--- ENTRIES PROVIDED ---
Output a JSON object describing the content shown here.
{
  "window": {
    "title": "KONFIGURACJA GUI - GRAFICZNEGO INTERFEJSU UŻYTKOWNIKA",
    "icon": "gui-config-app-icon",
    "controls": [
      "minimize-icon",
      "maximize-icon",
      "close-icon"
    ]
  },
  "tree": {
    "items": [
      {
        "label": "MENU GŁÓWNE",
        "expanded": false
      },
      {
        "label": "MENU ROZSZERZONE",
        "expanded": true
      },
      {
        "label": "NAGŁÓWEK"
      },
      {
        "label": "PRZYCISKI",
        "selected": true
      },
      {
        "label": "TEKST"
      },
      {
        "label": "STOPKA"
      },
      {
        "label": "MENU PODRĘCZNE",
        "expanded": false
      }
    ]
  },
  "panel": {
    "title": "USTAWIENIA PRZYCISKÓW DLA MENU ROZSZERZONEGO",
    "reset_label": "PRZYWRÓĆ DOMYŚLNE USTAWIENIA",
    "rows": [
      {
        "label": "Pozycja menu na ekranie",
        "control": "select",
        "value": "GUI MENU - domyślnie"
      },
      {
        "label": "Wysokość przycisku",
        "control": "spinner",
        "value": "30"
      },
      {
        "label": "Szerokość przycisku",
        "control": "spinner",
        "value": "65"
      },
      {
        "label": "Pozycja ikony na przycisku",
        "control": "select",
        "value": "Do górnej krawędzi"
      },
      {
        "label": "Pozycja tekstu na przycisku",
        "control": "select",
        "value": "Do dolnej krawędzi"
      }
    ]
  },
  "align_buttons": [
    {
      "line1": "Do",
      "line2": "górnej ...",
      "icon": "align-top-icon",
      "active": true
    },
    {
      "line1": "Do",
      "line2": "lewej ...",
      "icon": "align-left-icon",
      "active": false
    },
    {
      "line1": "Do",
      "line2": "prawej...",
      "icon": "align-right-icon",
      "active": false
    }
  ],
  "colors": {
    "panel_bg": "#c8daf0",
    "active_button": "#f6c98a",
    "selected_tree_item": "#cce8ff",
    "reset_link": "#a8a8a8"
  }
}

--- STATED GOAL ---
Looking at the records above, report how many lines contain the word "górnej". Answer with the number only.

--- EXERCISE SOLUTION ---
2